**PROBLEM STATEMENT**
Go through each line of the records below and count those with the word "Household"; give only the total.

:::

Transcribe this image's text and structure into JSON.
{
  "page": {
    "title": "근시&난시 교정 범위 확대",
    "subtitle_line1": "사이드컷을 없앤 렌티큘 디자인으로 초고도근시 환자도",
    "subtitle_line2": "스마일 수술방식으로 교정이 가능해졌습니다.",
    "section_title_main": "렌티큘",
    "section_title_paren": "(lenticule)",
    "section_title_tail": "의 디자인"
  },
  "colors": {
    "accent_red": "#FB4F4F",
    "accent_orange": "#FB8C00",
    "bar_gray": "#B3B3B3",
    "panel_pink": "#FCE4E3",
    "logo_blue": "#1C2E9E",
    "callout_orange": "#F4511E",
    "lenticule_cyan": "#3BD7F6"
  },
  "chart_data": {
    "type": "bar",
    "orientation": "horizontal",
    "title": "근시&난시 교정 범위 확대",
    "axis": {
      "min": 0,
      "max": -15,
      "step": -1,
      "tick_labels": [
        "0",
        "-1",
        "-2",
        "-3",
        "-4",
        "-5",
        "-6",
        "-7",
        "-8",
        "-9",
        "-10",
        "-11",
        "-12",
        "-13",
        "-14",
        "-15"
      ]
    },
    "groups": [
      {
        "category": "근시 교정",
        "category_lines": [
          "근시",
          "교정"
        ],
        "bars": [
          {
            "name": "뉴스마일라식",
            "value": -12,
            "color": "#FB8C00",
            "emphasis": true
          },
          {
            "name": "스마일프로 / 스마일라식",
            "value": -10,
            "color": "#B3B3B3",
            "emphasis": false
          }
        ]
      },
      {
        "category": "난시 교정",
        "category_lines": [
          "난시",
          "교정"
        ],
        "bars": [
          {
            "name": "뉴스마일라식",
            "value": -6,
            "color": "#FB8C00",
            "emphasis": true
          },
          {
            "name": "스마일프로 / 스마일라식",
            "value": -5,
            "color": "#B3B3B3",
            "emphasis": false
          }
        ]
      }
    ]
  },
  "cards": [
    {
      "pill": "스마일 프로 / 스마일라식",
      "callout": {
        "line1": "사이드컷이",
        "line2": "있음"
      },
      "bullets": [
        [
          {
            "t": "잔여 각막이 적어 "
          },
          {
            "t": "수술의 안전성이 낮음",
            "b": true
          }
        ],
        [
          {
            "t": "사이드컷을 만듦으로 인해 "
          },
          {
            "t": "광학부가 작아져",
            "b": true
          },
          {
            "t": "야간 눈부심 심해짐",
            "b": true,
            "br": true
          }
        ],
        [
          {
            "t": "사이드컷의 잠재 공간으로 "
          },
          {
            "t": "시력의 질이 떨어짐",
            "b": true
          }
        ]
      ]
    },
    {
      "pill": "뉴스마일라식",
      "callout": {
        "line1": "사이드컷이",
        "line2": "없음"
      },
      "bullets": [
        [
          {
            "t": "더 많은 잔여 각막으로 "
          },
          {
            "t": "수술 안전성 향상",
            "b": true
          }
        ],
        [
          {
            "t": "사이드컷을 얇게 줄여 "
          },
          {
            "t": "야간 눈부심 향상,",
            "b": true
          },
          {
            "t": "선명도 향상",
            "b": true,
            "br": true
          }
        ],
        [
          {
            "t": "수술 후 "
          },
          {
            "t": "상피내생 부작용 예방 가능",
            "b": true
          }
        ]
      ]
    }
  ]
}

:::

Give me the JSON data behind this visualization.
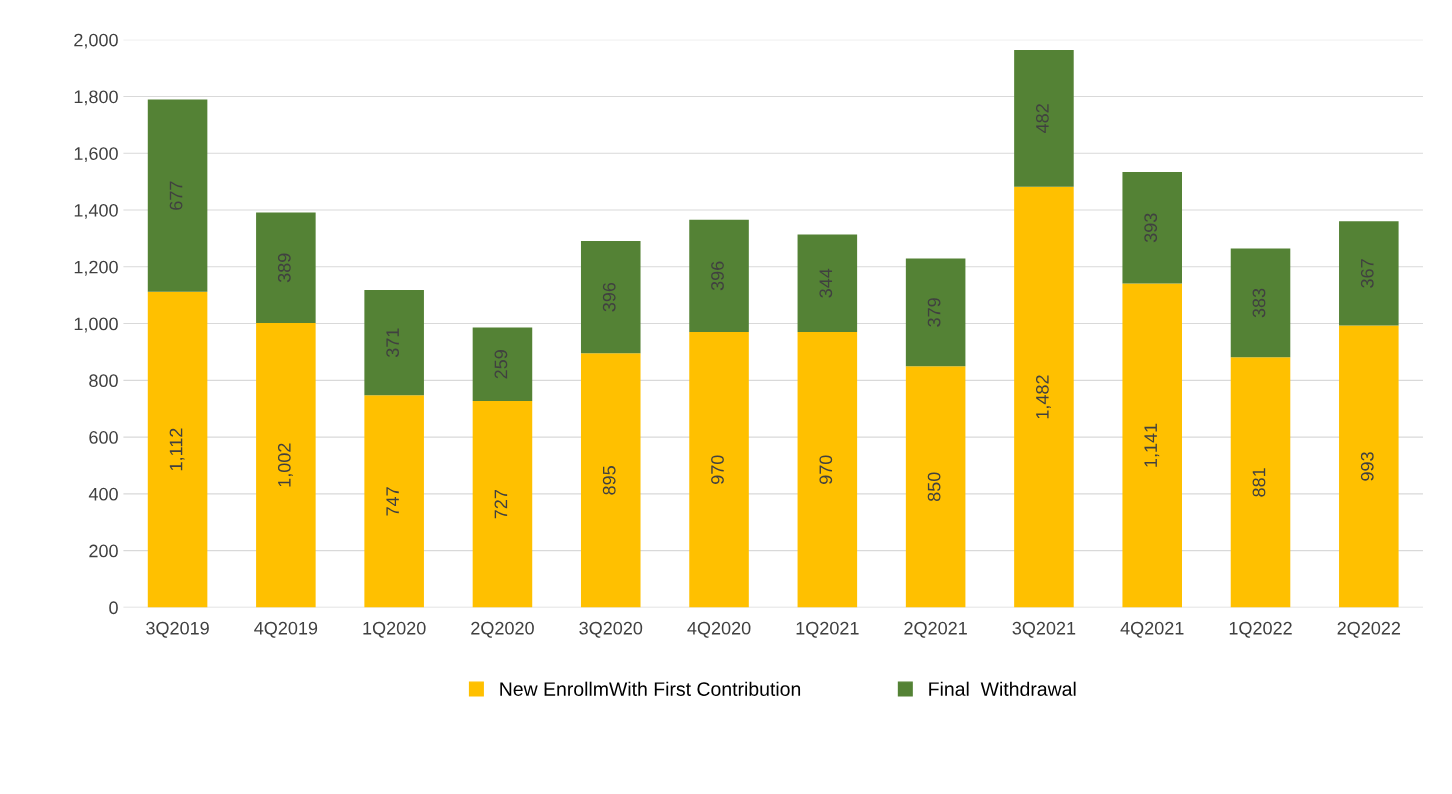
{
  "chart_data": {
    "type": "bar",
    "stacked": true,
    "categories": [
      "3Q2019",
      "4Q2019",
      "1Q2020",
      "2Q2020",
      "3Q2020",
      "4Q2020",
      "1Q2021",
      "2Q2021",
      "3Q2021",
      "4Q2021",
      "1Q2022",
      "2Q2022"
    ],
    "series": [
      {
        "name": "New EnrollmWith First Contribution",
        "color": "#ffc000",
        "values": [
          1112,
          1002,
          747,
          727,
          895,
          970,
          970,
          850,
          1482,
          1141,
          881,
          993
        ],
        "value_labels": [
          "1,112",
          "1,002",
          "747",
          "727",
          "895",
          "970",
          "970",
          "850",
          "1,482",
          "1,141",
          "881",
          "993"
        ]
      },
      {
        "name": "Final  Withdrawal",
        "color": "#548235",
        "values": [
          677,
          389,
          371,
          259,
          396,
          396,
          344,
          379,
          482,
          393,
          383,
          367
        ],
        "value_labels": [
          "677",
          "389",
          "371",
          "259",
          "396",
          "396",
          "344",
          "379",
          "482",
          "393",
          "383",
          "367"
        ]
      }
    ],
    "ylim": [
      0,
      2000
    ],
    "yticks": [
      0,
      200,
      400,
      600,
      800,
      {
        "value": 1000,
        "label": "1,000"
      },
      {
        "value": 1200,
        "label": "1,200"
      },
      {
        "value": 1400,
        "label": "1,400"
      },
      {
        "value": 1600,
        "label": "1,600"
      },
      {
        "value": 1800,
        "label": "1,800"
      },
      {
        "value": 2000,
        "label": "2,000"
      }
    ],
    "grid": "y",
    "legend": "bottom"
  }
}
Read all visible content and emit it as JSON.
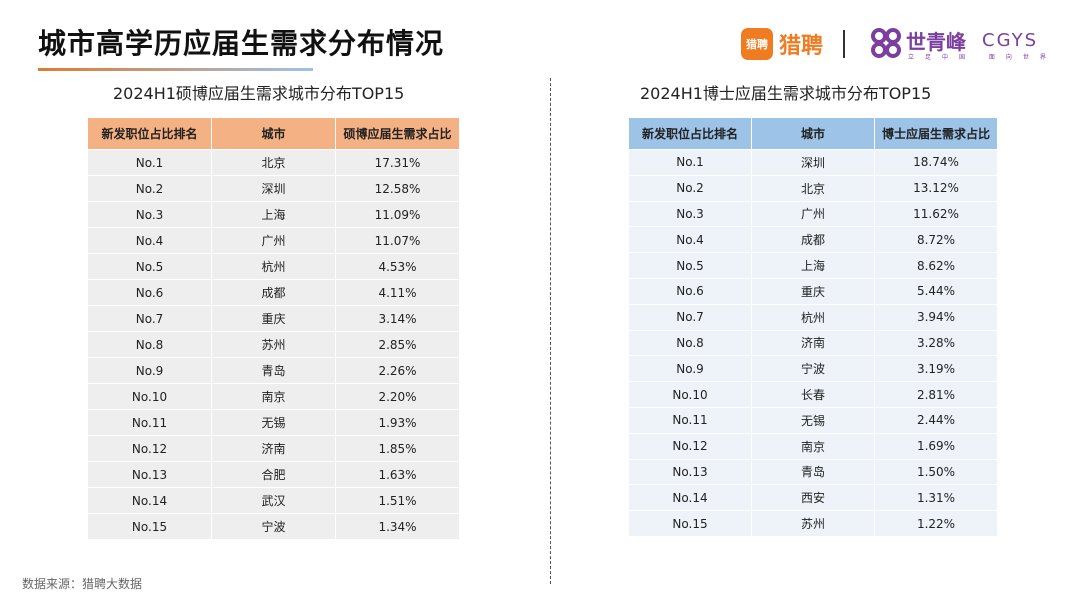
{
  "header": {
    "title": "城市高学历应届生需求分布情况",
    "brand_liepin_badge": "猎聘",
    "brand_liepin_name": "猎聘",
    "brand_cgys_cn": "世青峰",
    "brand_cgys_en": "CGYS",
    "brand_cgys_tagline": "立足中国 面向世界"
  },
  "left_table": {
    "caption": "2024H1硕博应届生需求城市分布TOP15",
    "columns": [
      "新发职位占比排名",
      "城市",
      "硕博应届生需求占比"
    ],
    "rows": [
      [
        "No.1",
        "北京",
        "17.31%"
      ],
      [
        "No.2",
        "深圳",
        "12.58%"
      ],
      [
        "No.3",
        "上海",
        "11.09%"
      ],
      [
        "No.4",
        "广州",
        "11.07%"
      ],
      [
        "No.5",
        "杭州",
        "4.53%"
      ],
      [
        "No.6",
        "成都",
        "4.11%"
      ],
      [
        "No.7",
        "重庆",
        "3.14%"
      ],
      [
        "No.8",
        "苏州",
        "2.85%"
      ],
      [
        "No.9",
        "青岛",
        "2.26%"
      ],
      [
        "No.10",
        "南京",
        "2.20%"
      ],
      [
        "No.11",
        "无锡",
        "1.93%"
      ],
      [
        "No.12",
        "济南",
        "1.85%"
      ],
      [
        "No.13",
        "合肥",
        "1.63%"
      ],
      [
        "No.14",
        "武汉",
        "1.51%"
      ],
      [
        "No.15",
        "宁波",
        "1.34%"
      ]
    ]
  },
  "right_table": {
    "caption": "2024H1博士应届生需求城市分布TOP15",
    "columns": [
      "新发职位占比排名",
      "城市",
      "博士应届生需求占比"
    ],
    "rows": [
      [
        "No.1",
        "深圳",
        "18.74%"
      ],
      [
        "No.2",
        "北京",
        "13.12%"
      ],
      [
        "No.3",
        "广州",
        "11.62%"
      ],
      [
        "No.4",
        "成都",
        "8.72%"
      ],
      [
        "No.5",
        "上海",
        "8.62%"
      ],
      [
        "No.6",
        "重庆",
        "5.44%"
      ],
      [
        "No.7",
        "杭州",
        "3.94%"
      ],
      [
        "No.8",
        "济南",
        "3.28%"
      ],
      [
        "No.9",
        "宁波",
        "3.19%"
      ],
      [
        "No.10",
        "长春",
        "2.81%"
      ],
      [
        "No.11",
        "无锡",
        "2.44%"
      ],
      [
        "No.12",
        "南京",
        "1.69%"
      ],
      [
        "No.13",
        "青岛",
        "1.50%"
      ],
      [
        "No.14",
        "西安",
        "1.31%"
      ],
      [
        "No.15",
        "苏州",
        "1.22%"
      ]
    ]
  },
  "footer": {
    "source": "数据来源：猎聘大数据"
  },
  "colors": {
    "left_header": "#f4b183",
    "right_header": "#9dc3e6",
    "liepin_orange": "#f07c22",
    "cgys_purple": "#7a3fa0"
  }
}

:::

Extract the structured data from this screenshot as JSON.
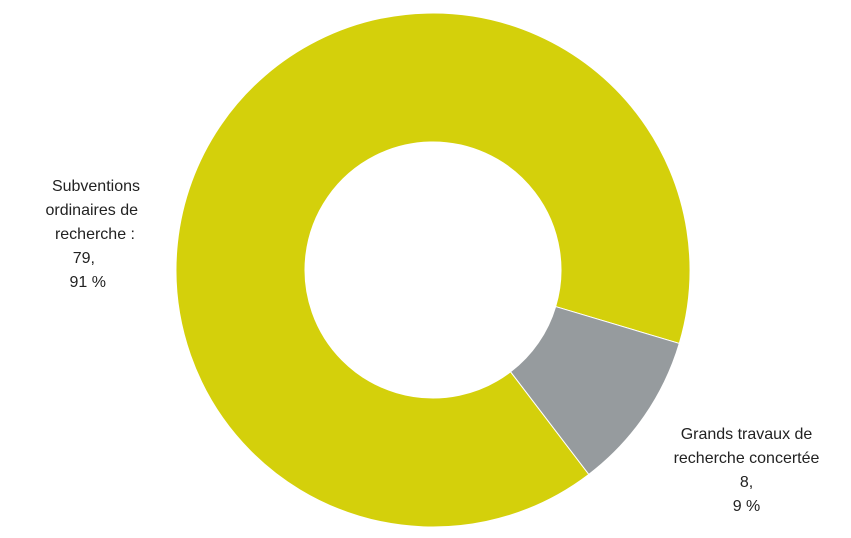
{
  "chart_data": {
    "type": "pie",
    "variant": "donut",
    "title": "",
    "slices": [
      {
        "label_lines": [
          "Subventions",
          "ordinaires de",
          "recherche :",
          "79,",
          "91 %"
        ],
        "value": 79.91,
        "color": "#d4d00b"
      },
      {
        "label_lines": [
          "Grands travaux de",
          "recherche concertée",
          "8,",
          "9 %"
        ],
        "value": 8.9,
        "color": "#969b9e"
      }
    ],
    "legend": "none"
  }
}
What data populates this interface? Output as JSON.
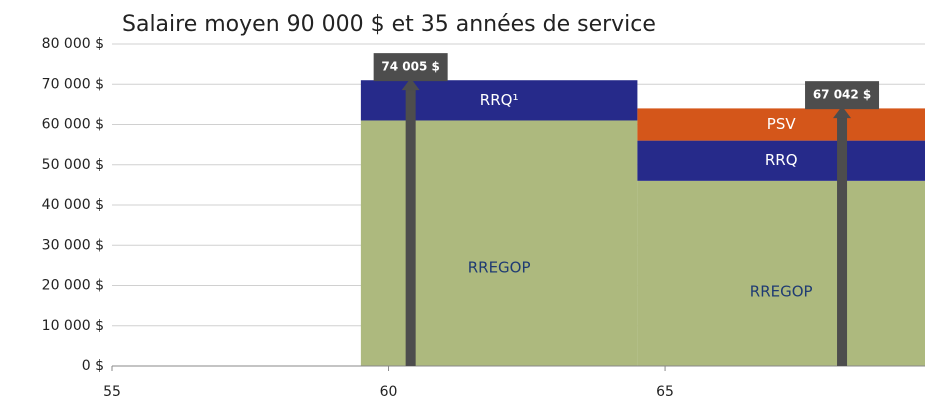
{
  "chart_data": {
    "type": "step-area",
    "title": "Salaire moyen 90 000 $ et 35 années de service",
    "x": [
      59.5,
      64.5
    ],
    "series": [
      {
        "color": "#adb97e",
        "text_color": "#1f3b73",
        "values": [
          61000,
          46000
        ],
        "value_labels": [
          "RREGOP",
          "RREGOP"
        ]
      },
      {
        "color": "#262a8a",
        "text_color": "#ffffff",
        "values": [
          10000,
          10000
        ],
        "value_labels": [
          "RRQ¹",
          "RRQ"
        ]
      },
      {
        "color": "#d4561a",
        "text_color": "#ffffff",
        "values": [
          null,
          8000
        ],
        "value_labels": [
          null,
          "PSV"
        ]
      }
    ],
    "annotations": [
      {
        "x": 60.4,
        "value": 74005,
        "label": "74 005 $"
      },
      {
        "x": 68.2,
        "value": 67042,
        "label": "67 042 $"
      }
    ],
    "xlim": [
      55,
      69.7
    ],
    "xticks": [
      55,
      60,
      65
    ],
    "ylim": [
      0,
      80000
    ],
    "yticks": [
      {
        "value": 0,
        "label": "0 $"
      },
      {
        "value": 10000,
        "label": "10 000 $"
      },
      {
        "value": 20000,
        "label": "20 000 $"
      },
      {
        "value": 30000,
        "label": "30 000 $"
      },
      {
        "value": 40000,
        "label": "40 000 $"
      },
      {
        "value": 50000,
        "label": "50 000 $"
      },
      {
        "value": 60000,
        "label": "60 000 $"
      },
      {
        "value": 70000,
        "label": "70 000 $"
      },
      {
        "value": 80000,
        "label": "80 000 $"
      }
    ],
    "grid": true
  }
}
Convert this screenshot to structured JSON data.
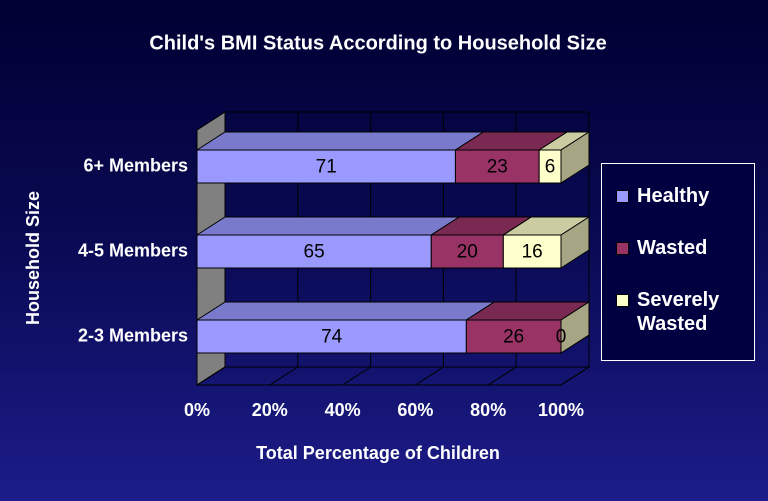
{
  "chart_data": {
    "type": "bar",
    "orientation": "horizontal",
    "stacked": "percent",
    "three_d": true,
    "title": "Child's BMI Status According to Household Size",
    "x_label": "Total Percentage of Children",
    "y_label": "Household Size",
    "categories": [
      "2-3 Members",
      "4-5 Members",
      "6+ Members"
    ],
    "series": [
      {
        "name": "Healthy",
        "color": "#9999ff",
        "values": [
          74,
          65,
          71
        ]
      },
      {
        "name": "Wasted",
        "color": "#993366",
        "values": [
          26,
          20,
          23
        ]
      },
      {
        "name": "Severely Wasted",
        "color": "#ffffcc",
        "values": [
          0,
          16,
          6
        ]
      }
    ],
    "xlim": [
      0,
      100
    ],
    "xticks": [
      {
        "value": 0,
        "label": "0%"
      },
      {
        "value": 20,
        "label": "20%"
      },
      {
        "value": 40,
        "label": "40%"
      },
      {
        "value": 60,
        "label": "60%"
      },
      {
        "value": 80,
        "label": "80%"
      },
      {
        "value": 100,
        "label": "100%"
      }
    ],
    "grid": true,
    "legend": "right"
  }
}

:::

**OUTPUT FOR THIS EXERCISE**
2